• Written instruction
Scan the data below for the string "title". Show every line where it turns up.

• Task data

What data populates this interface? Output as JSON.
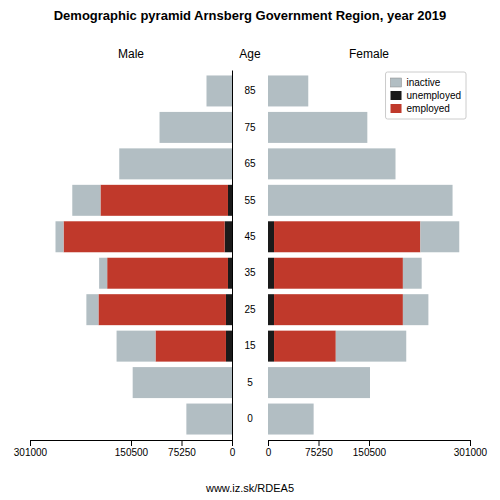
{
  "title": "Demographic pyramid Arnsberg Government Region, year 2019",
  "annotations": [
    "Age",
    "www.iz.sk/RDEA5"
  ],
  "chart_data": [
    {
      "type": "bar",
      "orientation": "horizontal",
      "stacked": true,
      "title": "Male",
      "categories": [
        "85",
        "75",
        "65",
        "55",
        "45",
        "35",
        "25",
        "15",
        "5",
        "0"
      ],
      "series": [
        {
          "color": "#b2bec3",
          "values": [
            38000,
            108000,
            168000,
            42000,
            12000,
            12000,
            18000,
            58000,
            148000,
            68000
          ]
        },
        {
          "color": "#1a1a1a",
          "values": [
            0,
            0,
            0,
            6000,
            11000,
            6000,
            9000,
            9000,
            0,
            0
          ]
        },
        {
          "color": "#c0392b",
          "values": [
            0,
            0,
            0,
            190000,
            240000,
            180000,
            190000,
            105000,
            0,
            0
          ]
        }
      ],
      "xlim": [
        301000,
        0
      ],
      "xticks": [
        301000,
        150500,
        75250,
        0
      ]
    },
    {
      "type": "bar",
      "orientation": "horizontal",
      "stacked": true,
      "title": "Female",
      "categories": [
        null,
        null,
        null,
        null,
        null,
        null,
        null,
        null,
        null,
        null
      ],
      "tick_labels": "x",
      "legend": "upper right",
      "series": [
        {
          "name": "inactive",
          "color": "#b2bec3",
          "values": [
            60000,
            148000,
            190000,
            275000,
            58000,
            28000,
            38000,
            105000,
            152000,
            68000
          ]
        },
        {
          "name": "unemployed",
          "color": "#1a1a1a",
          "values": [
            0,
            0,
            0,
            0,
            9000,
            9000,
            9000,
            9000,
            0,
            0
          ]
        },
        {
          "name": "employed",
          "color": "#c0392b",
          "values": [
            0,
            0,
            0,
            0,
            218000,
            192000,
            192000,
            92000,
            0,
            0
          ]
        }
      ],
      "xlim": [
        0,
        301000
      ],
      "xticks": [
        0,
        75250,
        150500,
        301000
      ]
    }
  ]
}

• Exercise answer
  "title": "Demographic pyramid Arnsberg Government Region, year 2019",
      "title": "Male",
      "title": "Female",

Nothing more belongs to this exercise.